What the task requires: Edit these lines so that every "field-input" becomes "text-field", and leave everything else unchanged.

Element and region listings
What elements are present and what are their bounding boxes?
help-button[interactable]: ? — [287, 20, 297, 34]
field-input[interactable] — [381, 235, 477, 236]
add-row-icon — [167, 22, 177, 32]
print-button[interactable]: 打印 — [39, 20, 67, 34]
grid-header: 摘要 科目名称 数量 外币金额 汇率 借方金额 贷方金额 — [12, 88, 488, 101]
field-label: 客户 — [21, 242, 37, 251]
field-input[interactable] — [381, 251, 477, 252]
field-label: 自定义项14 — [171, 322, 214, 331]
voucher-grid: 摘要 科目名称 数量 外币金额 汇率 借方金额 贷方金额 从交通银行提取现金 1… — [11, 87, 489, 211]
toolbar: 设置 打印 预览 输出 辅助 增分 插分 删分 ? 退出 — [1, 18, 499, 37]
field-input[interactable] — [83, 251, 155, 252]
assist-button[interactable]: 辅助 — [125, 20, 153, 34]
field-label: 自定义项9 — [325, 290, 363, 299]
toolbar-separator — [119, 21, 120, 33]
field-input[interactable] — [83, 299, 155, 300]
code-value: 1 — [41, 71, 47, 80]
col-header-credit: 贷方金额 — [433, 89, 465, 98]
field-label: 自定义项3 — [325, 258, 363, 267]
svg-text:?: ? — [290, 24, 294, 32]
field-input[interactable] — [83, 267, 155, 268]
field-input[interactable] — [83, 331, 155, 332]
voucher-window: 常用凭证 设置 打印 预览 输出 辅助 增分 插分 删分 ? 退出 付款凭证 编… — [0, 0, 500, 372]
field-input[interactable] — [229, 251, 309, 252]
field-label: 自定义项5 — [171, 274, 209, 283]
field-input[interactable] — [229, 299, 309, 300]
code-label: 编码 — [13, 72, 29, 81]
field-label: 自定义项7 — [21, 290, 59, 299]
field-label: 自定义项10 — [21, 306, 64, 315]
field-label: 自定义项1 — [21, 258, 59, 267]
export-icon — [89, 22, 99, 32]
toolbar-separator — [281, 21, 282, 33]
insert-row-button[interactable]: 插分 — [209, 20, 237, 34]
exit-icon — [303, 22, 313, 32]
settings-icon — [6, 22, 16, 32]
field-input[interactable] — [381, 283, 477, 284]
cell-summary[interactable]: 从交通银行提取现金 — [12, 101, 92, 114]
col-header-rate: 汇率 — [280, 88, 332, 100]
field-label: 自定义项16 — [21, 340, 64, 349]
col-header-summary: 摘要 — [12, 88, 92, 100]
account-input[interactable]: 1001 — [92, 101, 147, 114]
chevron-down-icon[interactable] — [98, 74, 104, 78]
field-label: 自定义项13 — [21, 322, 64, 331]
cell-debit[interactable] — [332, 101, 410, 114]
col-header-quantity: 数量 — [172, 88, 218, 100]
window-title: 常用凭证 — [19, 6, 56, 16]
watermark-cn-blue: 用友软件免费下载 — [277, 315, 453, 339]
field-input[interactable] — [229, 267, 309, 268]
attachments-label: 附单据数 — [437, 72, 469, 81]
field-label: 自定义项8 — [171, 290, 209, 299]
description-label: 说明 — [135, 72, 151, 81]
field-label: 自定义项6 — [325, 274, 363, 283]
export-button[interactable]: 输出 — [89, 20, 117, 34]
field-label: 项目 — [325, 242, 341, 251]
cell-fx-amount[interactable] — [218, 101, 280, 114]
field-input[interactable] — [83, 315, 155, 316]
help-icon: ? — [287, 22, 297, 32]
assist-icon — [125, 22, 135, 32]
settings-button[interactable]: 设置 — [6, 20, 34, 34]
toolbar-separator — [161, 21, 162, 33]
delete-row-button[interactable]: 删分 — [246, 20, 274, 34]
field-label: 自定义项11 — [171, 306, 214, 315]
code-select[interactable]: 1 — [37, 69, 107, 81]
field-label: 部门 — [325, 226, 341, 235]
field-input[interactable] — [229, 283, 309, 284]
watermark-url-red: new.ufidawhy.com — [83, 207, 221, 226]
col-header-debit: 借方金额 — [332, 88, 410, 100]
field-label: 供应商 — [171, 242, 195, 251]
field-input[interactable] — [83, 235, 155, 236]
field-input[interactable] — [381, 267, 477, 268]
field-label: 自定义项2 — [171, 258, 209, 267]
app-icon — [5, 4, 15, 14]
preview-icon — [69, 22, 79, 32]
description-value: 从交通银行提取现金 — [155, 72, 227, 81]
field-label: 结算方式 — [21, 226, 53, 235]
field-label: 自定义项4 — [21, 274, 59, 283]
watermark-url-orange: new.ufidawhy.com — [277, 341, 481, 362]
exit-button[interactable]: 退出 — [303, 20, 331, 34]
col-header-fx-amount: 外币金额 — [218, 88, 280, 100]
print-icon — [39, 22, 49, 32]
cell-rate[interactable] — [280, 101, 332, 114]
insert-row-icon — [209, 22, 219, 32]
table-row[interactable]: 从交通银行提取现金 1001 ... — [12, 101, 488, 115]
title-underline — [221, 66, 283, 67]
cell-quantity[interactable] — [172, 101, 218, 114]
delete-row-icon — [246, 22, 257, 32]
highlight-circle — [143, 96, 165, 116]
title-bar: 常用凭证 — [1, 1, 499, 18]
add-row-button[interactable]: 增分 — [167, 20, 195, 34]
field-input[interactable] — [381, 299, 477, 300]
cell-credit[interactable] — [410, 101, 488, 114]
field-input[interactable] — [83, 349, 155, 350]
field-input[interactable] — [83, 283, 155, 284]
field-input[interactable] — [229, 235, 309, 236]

Result of the task:
What elements are present and what are their bounding boxes?
help-button[interactable]: ? — [287, 20, 297, 34]
text-field[interactable] — [381, 235, 477, 236]
add-row-icon — [167, 22, 177, 32]
print-button[interactable]: 打印 — [39, 20, 67, 34]
grid-header: 摘要 科目名称 数量 外币金额 汇率 借方金额 贷方金额 — [12, 88, 488, 101]
field-label: 客户 — [21, 242, 37, 251]
text-field[interactable] — [381, 251, 477, 252]
field-label: 自定义项14 — [171, 322, 214, 331]
voucher-grid: 摘要 科目名称 数量 外币金额 汇率 借方金额 贷方金额 从交通银行提取现金 1… — [11, 87, 489, 211]
toolbar: 设置 打印 预览 输出 辅助 增分 插分 删分 ? 退出 — [1, 18, 499, 37]
text-field[interactable] — [83, 251, 155, 252]
assist-button[interactable]: 辅助 — [125, 20, 153, 34]
field-label: 自定义项9 — [325, 290, 363, 299]
toolbar-separator — [119, 21, 120, 33]
text-field[interactable] — [83, 299, 155, 300]
code-value: 1 — [41, 71, 47, 80]
col-header-credit: 贷方金额 — [433, 89, 465, 98]
field-label: 自定义项3 — [325, 258, 363, 267]
svg-text:?: ? — [290, 24, 294, 32]
text-field[interactable] — [83, 267, 155, 268]
text-field[interactable] — [83, 331, 155, 332]
voucher-window: 常用凭证 设置 打印 预览 输出 辅助 增分 插分 删分 ? 退出 付款凭证 编… — [0, 0, 500, 372]
text-field[interactable] — [229, 251, 309, 252]
field-label: 自定义项5 — [171, 274, 209, 283]
text-field[interactable] — [229, 299, 309, 300]
code-label: 编码 — [13, 72, 29, 81]
field-label: 自定义项7 — [21, 290, 59, 299]
field-label: 自定义项10 — [21, 306, 64, 315]
field-label: 自定义项1 — [21, 258, 59, 267]
export-icon — [89, 22, 99, 32]
toolbar-separator — [281, 21, 282, 33]
insert-row-button[interactable]: 插分 — [209, 20, 237, 34]
exit-icon — [303, 22, 313, 32]
settings-icon — [6, 22, 16, 32]
text-field[interactable] — [381, 283, 477, 284]
cell-summary[interactable]: 从交通银行提取现金 — [12, 101, 92, 114]
col-header-rate: 汇率 — [280, 88, 332, 100]
field-label: 自定义项16 — [21, 340, 64, 349]
col-header-summary: 摘要 — [12, 88, 92, 100]
account-input[interactable]: 1001 — [92, 101, 147, 114]
chevron-down-icon[interactable] — [98, 74, 104, 78]
field-label: 自定义项13 — [21, 322, 64, 331]
cell-debit[interactable] — [332, 101, 410, 114]
col-header-quantity: 数量 — [172, 88, 218, 100]
window-title: 常用凭证 — [19, 6, 56, 16]
watermark-cn-blue: 用友软件免费下载 — [277, 315, 453, 339]
text-field[interactable] — [229, 267, 309, 268]
attachments-label: 附单据数 — [437, 72, 469, 81]
field-label: 自定义项8 — [171, 290, 209, 299]
description-label: 说明 — [135, 72, 151, 81]
field-label: 自定义项6 — [325, 274, 363, 283]
export-button[interactable]: 输出 — [89, 20, 117, 34]
field-label: 项目 — [325, 242, 341, 251]
cell-fx-amount[interactable] — [218, 101, 280, 114]
text-field[interactable] — [83, 315, 155, 316]
help-icon: ? — [287, 22, 297, 32]
assist-icon — [125, 22, 135, 32]
settings-button[interactable]: 设置 — [6, 20, 34, 34]
toolbar-separator — [161, 21, 162, 33]
delete-row-button[interactable]: 删分 — [246, 20, 274, 34]
field-label: 自定义项11 — [171, 306, 214, 315]
code-select[interactable]: 1 — [37, 69, 107, 81]
field-label: 部门 — [325, 226, 341, 235]
text-field[interactable] — [229, 283, 309, 284]
watermark-url-red: new.ufidawhy.com — [83, 207, 221, 226]
col-header-debit: 借方金额 — [332, 88, 410, 100]
field-label: 供应商 — [171, 242, 195, 251]
text-field[interactable] — [83, 235, 155, 236]
text-field[interactable] — [381, 267, 477, 268]
field-label: 自定义项2 — [171, 258, 209, 267]
app-icon — [5, 4, 15, 14]
preview-icon — [69, 22, 79, 32]
description-value: 从交通银行提取现金 — [155, 72, 227, 81]
field-label: 结算方式 — [21, 226, 53, 235]
field-label: 自定义项4 — [21, 274, 59, 283]
watermark-url-orange: new.ufidawhy.com — [277, 341, 481, 362]
exit-button[interactable]: 退出 — [303, 20, 331, 34]
col-header-fx-amount: 外币金额 — [218, 88, 280, 100]
print-icon — [39, 22, 49, 32]
cell-rate[interactable] — [280, 101, 332, 114]
insert-row-icon — [209, 22, 219, 32]
table-row[interactable]: 从交通银行提取现金 1001 ... — [12, 101, 488, 115]
title-underline — [221, 66, 283, 67]
cell-quantity[interactable] — [172, 101, 218, 114]
delete-row-icon — [246, 22, 257, 32]
highlight-circle — [143, 96, 165, 116]
title-bar: 常用凭证 — [1, 1, 499, 18]
add-row-button[interactable]: 增分 — [167, 20, 195, 34]
text-field[interactable] — [381, 299, 477, 300]
cell-credit[interactable] — [410, 101, 488, 114]
text-field[interactable] — [83, 349, 155, 350]
text-field[interactable] — [83, 283, 155, 284]
text-field[interactable] — [229, 235, 309, 236]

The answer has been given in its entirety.